▶ [Problem description]
Omit images. Retype all entries verbatim.

[Data items]
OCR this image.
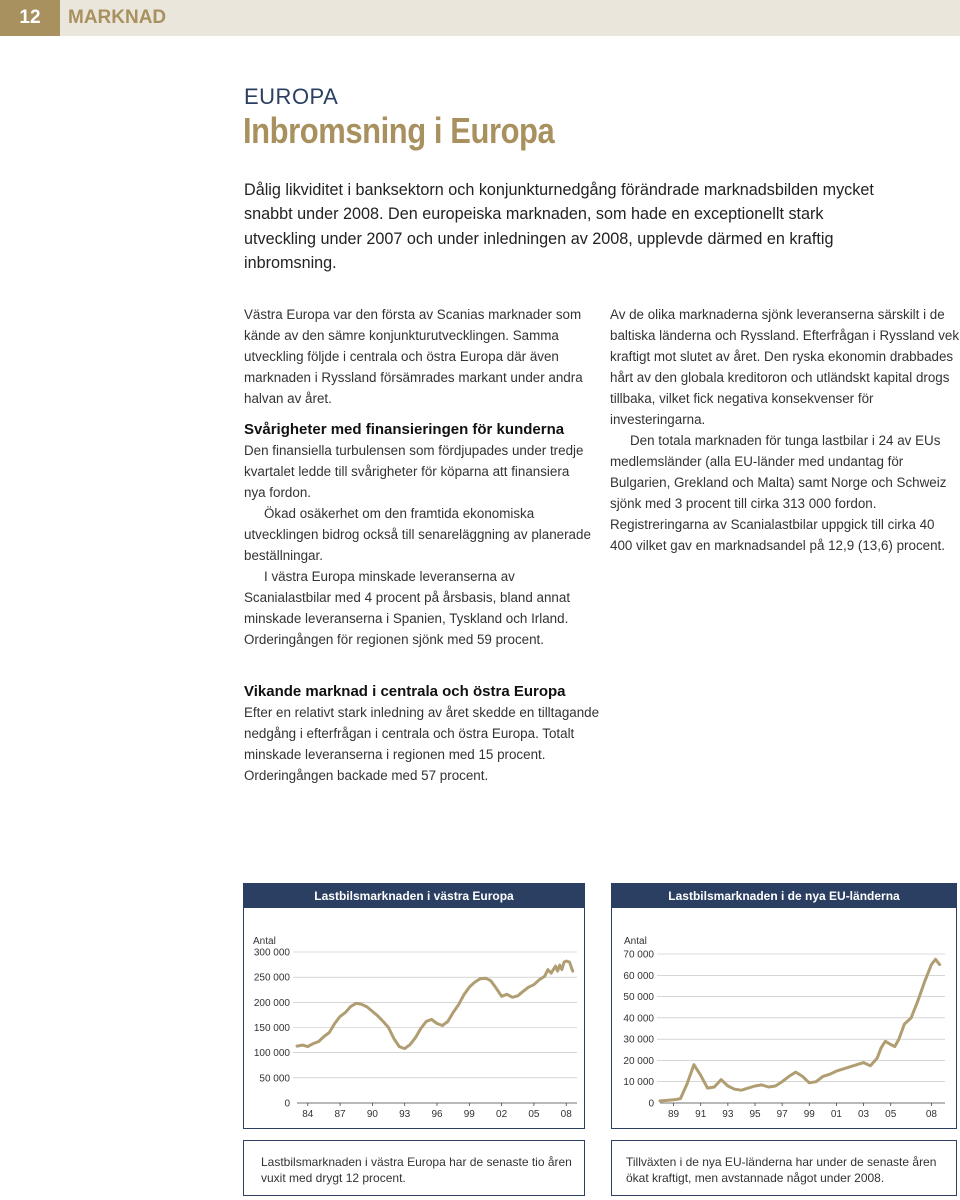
12	MARKNAD
EUROPA
Inbromsning i Europa
Dålig likviditet i banksektorn och konjunkturnedgång förändrade marknadsbilden mycket snabbt under 2008. Den europeiska marknaden, som hade en exceptionellt stark utveckling under 2007 och under inledningen av 2008, upplevde därmed en kraftig inbromsning.

Västra Europa var den första av Scanias marknader som kände av den sämre konjunkturutvecklingen. Samma utveckling följde i centrala och östra Europa där även marknaden i Ryssland försämrades markant under andra halvan av året.

Svårigheter med finansieringen för kunderna

Den finansiella turbulensen som fördjupades under tredje kvartalet ledde till svårigheter för köparna att finansiera nya fordon.

Ökad osäkerhet om den framtida ekonomiska utvecklingen bidrog också till senareläggning av planerade beställningar.

I västra Europa minskade leveranserna av Scanialastbilar med 4 procent på årsbasis, bland annat minskade leveranserna i Spanien, Tyskland och Irland. Orderingången för regionen sjönk med 59 procent.

Vikande marknad i centrala och östra Europa

Efter en relativt stark inledning av året skedde en tilltagande nedgång i efterfrågan i centrala och östra Europa. Totalt minskade leveranserna i regionen med 15 procent. Orderingången backade med 57 procent.

Av de olika marknaderna sjönk leveranserna särskilt i de baltiska länderna och Ryssland. Efterfrågan i Ryssland vek kraftigt mot slutet av året. Den ryska ekonomin drabbades hårt av den globala kreditoron och utländskt kapital drogs tillbaka, vilket fick negativa konsekvenser för investeringarna.

Den totala marknaden för tunga lastbilar i 24 av EUs medlemsländer (alla EU-länder med undantag för Bulgarien, Grekland och Malta) samt Norge och Schweiz sjönk med 3 procent till cirka 313 000 fordon. Registreringarna av Scanialastbilar uppgick till cirka 40 400 vilket gav en marknadsandel på 12,9 (13,6) procent.

Lastbilsmarknaden i västra Europa
Antal
0
50 000
100 000
150 000
200 000
250 000
300 000
84 87 90 93 96 99 02 05 08
Lastbilsmarknaden i de nya EU-länderna
Antal
0
10 000
20 000
30 000
40 000
50 000
60 000
70 000
89 91 93 95 97 99 01 03 05	08
Lastbilsmarknaden i västra Europa har de senaste tio åren vuxit med drygt 12 procent.
Tillväxten i de nya EU-länderna har under de senaste åren ökat kraftigt, men avstannade något under 2008.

▶ [Solution for this problem]
OCR this image.
12	MARKNAD
EUROPA
Inbromsning i Europa
Dålig likviditet i banksektorn och konjunkturnedgång förändrade marknadsbilden mycket snabbt under 2008. Den europeiska marknaden, som hade en exceptionellt stark utveckling under 2007 och under inledningen av 2008, upplevde därmed en kraftig inbromsning.

Västra Europa var den första av Scanias marknader som kände av den sämre konjunkturutvecklingen. Samma utveckling följde i centrala och östra Europa där även marknaden i Ryssland försämrades markant under andra halvan av året.

Svårigheter med finansieringen för kunderna

Den finansiella turbulensen som fördjupades under tredje kvartalet ledde till svårigheter för köparna att finansiera nya fordon.

Ökad osäkerhet om den framtida ekonomiska utvecklingen bidrog också till senareläggning av planerade beställningar.

I västra Europa minskade leveranserna av Scanialastbilar med 4 procent på årsbasis, bland annat minskade leveranserna i Spanien, Tyskland och Irland. Orderingången för regionen sjönk med 59 procent.

Vikande marknad i centrala och östra Europa

Efter en relativt stark inledning av året skedde en tilltagande nedgång i efterfrågan i centrala och östra Europa. Totalt minskade leveranserna i regionen med 15 procent. Orderingången backade med 57 procent.

Av de olika marknaderna sjönk leveranserna särskilt i de baltiska länderna och Ryssland. Efterfrågan i Ryssland vek kraftigt mot slutet av året. Den ryska ekonomin drabbades hårt av den globala kreditoron och utländskt kapital drogs tillbaka, vilket fick negativa konsekvenser för investeringarna.

Den totala marknaden för tunga lastbilar i 24 av EUs medlemsländer (alla EU-länder med undantag för Bulgarien, Grekland och Malta) samt Norge och Schweiz sjönk med 3 procent till cirka 313 000 fordon. Registreringarna av Scanialastbilar uppgick till cirka 40 400 vilket gav en marknadsandel på 12,9 (13,6) procent.

Lastbilsmarknaden i västra Europa
Antal
0
50 000
100 000
150 000
200 000
250 000
300 000
84 87 90 93 96 99 02 05 08
Lastbilsmarknaden i de nya EU-länderna
Antal
0
10 000
20 000
30 000
40 000
50 000
60 000
70 000
89 91 93 95 97 99 01 03 05	08
Lastbilsmarknaden i västra Europa har de senaste tio åren vuxit med drygt 12 procent.
Tillväxten i de nya EU-länderna har under de senaste åren ökat kraftigt, men avstannade något under 2008.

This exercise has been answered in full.